▶ [Stated problem]:
Scan the data beneath this task and copy each line that includes "chiqariladi".

____________

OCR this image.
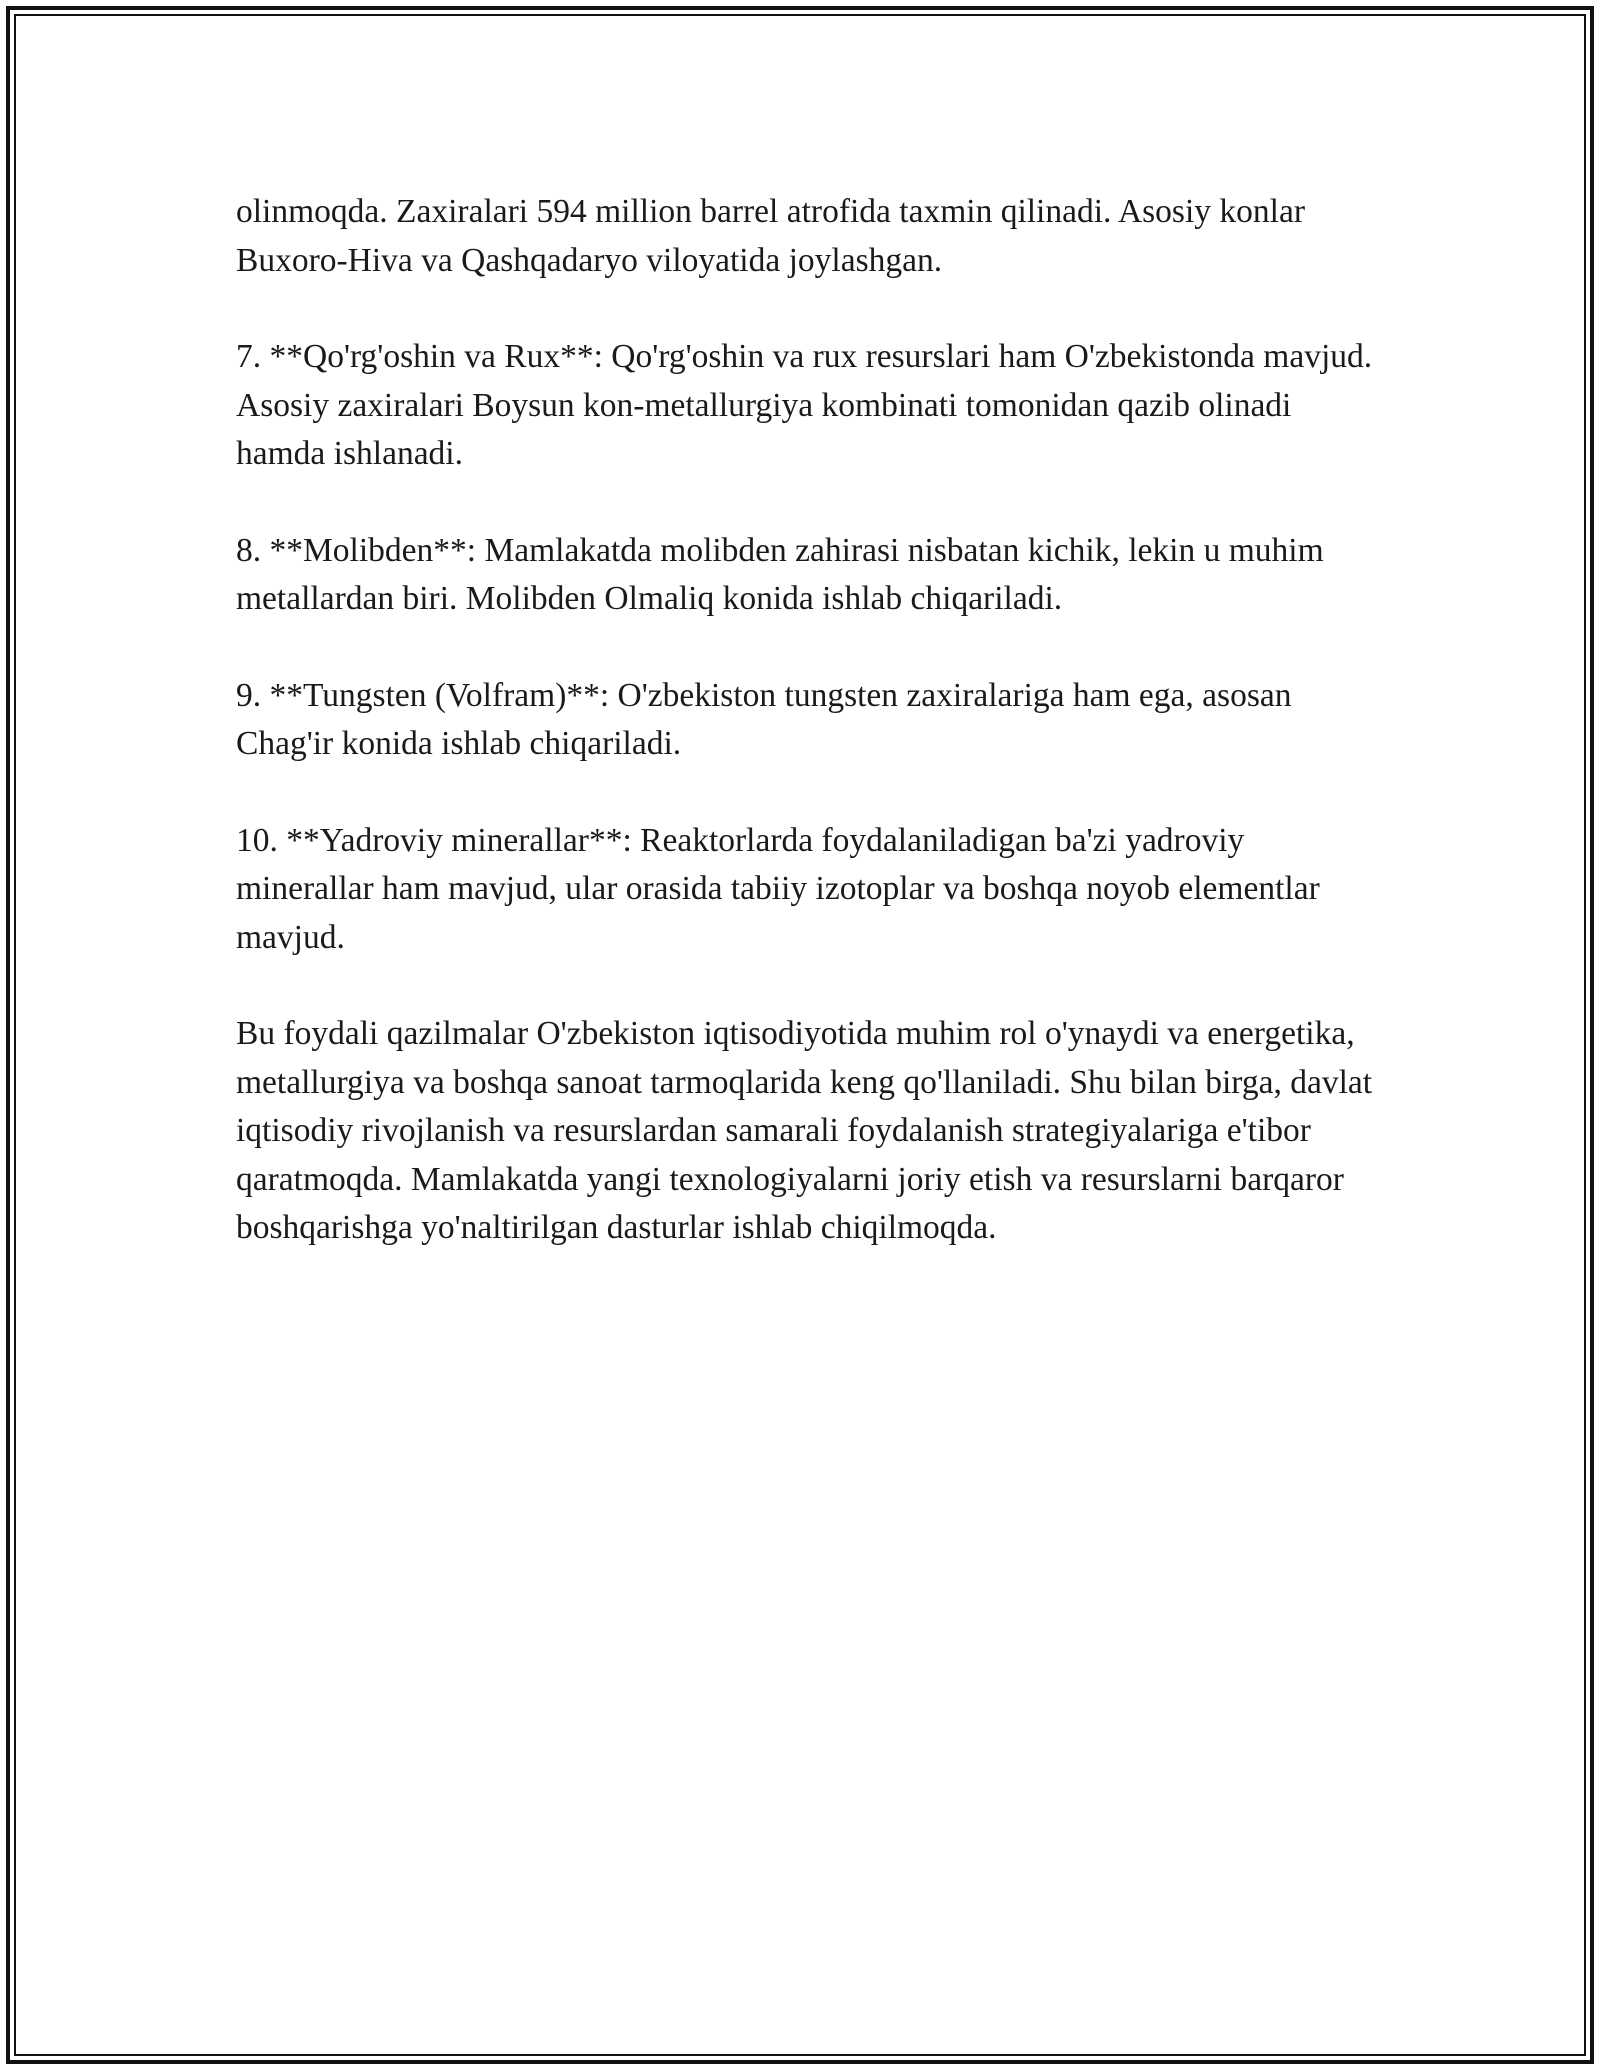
olinmoqda. Zaxiralari 594 million barrel atrofida taxmin qilinadi. Asosiy konlar Buxoro-Hiva va Qashqadaryo viloyatida joylashgan.

7. **Qo'rg'oshin va Rux**: Qo'rg'oshin va rux resurslari ham O'zbekistonda mavjud. Asosiy zaxiralari Boysun kon-metallurgiya kombinati tomonidan qazib olinadi hamda ishlanadi.

8. **Molibden**: Mamlakatda molibden zahirasi nisbatan kichik, lekin u muhim metallardan biri. Molibden Olmaliq konida ishlab chiqariladi.

9. **Tungsten (Volfram)**: O'zbekiston tungsten zaxiralariga ham ega, asosan Chag'ir konida ishlab chiqariladi.

10. **Yadroviy minerallar**: Reaktorlarda foydalaniladigan ba'zi yadroviy minerallar ham mavjud, ular orasida tabiiy izotoplar va boshqa noyob elementlar mavjud.

Bu foydali qazilmalar O'zbekiston iqtisodiyotida muhim rol o'ynaydi va energetika, metallurgiya va boshqa sanoat tarmoqlarida keng qo'llaniladi. Shu bilan birga, davlat iqtisodiy rivojlanish va resurslardan samarali foydalanish strategiyalariga e'tibor qaratmoqda. Mamlakatda yangi texnologiyalarni joriy etish va resurslarni barqaror boshqarishga yo'naltirilgan dasturlar ishlab chiqilmoqda.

____________

▶ [Result of this task]:
8. **Molibden**: Mamlakatda molibden zahirasi nisbatan kichik, lekin u muhim metallardan biri. Molibden Olmaliq konida ishlab chiqariladi.
9. **Tungsten (Volfram)**: O'zbekiston tungsten zaxiralariga ham ega, asosan Chag'ir konida ishlab chiqariladi.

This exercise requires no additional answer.